▸ **Task goal**:
Check each line of the records below and collect those that include the word "bars".
⟨
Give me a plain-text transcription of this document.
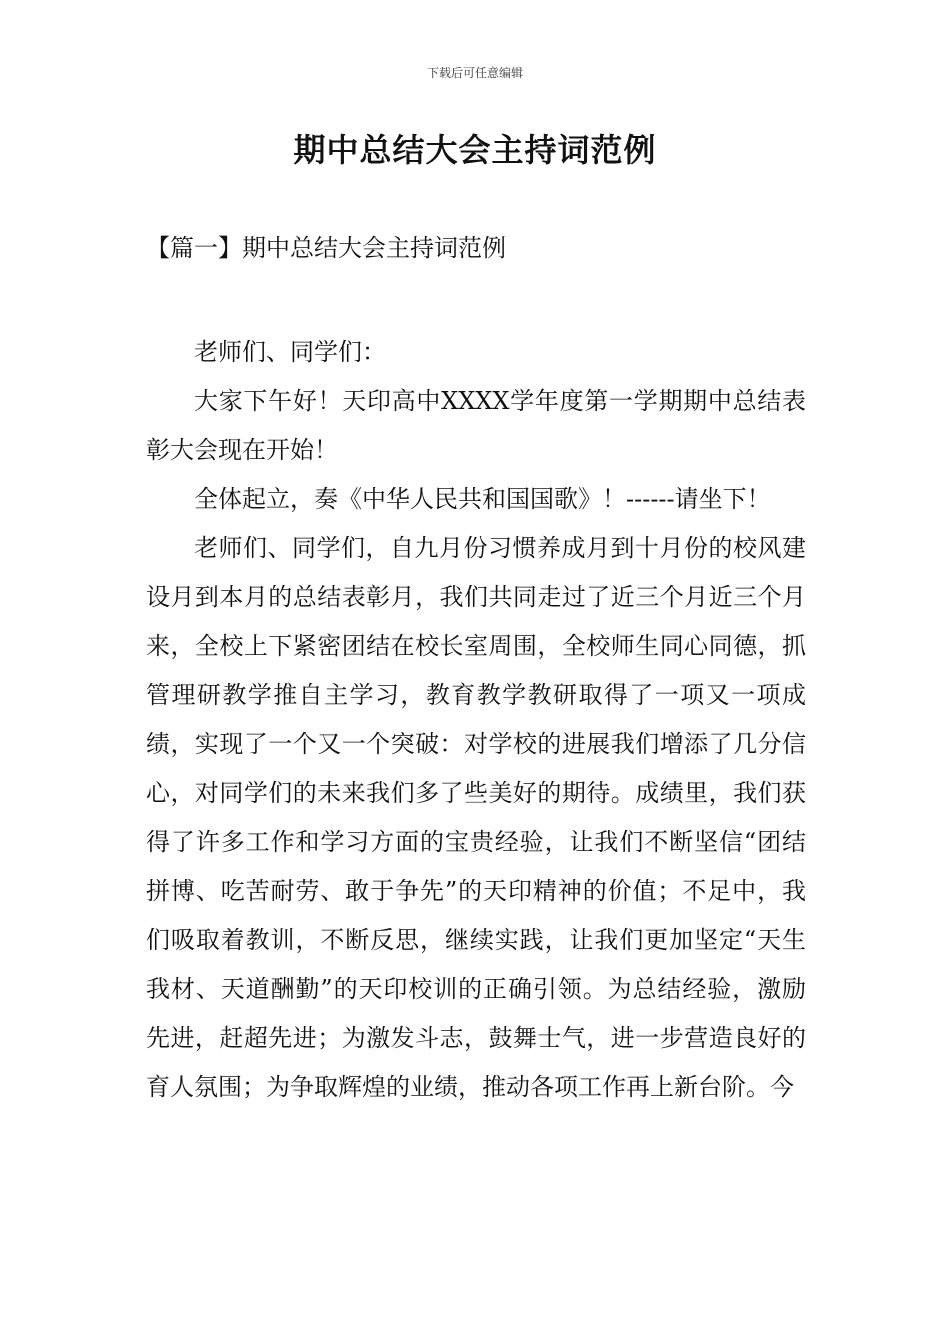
下载后可任意编辑
期中总结大会主持词范例
【篇一】期中总结大会主持词范例

老师们、同学们：

大家下午好！天印高中XXXX学年度第一学期期中总结表彰大会现在开始！

全体起立，奏《中华人民共和国国歌》！------请坐下！

老师们、同学们，自九月份习惯养成月到十月份的校风建设月到本月的总结表彰月，我们共同走过了近三个月近三个月来，全校上下紧密团结在校长室周围，全校师生同心同德，抓管理研教学推自主学习，教育教学教研取得了一项又一项成绩，实现了一个又一个突破：对学校的进展我们增添了几分信心，对同学们的未来我们多了些美好的期待。成绩里，我们获得了许多工作和学习方面的宝贵经验，让我们不断坚信“团结拼博、吃苦耐劳、敢于争先”的天印精神的价值；不足中，我们吸取着教训，不断反思，继续实践，让我们更加坚定“天生我材、天道酬勤”的天印校训的正确引领。为总结经验，激励先进，赶超先进；为激发斗志，鼓舞士气，进一步营造良好的育人氛围；为争取辉煌的业绩，推动各项工作再上新台阶。今
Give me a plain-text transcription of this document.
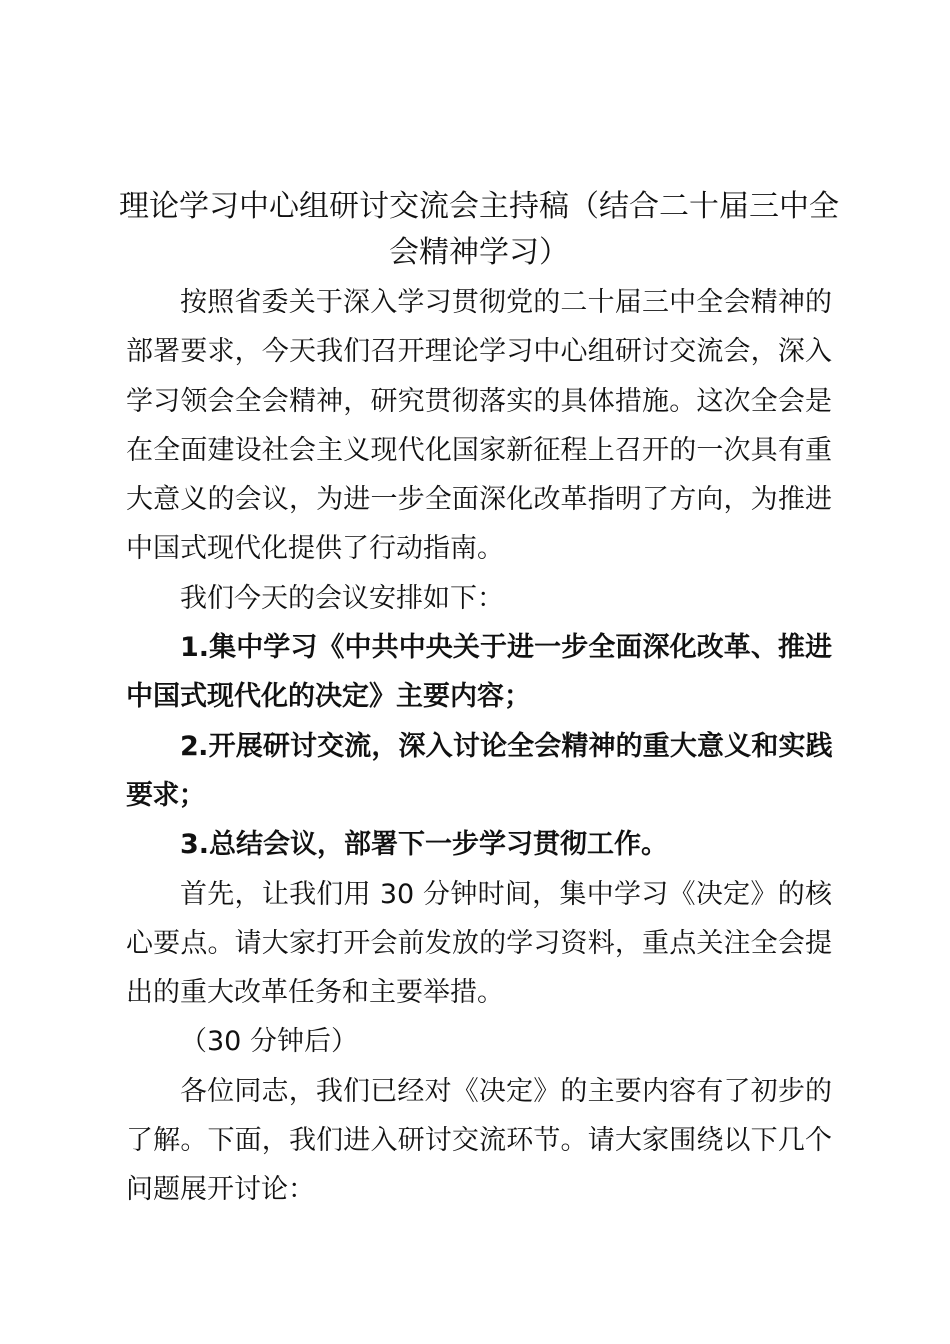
理论学习中心组研讨交流会主持稿（结合二十届三中全会精神学习）

按照省委关于深入学习贯彻党的二十届三中全会精神的部署要求，今天我们召开理论学习中心组研讨交流会，深入学习领会全会精神，研究贯彻落实的具体措施。这次全会是在全面建设社会主义现代化国家新征程上召开的一次具有重大意义的会议，为进一步全面深化改革指明了方向，为推进中国式现代化提供了行动指南。

我们今天的会议安排如下：

1.集中学习《中共中央关于进一步全面深化改革、推进中国式现代化的决定》主要内容；

2.开展研讨交流，深入讨论全会精神的重大意义和实践要求；

3.总结会议，部署下一步学习贯彻工作。

首先，让我们用 30 分钟时间，集中学习《决定》的核心要点。请大家打开会前发放的学习资料，重点关注全会提出的重大改革任务和主要举措。

（30 分钟后）

各位同志，我们已经对《决定》的主要内容有了初步的了解。下面，我们进入研讨交流环节。请大家围绕以下几个问题展开讨论：
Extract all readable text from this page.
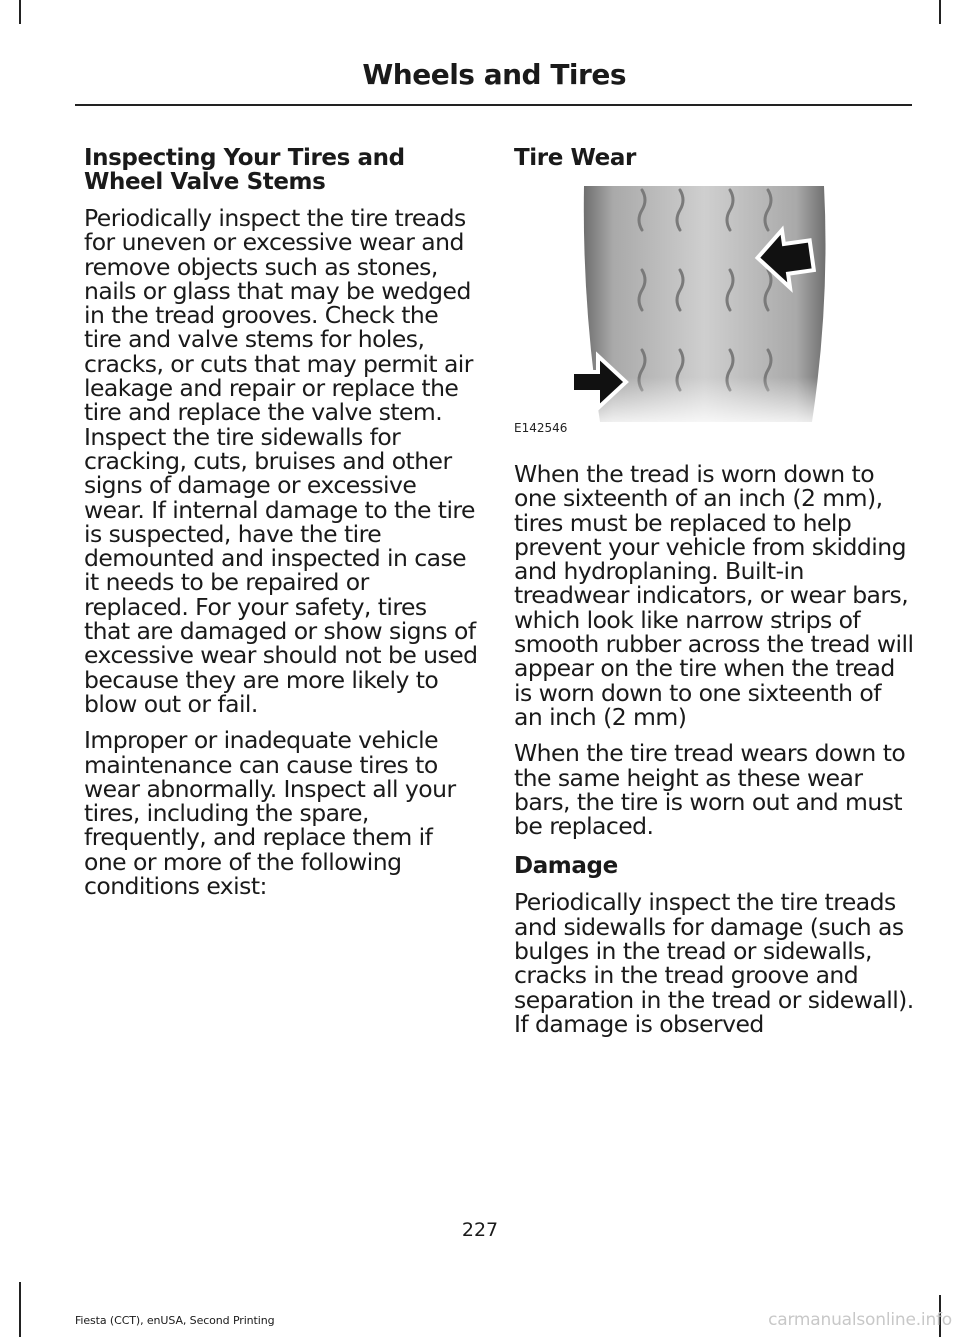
Wheels and Tires
Inspecting Your Tires and Wheel Valve Stems

Periodically inspect the tire treads for uneven or excessive wear and remove objects such as stones, nails or glass that may be wedged in the tread grooves. Check the tire and valve stems for holes, cracks, or cuts that may permit air leakage and repair or replace the tire and replace the valve stem. Inspect the tire sidewalls for cracking, cuts, bruises and other signs of damage or excessive wear. If internal damage to the tire is suspected, have the tire demounted and inspected in case it needs to be repaired or replaced. For your safety, tires that are damaged or show signs of excessive wear should not be used because they are more likely to blow out or fail.

Improper or inadequate vehicle maintenance can cause tires to wear abnormally. Inspect all your tires, including the spare, frequently, and replace them if one or more of the following conditions exist:

Tire Wear
E142546

When the tread is worn down to one sixteenth of an inch (2 mm), tires must be replaced to help prevent your vehicle from skidding and hydroplaning. Built-in treadwear indicators, or wear bars, which look like narrow strips of smooth rubber across the tread will appear on the tire when the tread is worn down to one sixteenth of an inch (2 mm)

When the tire tread wears down to the same height as these wear bars, the tire is worn out and must be replaced.

Damage

Periodically inspect the tire treads and sidewalls for damage (such as bulges in the tread or sidewalls, cracks in the tread groove and separation in the tread or sidewall). If damage is observed

227
Fiesta (CCT), enUSA, Second Printing	carmanualsonline.info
⟩
▸ **Full response**:
When the tread is worn down to one sixteenth of an inch (2 mm), tires must be replaced to help prevent your vehicle from skidding and hydroplaning. Built-in treadwear indicators, or wear bars, which look like narrow strips of smooth rubber across the tread will appear on the tire when the tread is worn down to one sixteenth of an inch (2 mm)
When the tire tread wears down to the same height as these wear bars, the tire is worn out and must be replaced.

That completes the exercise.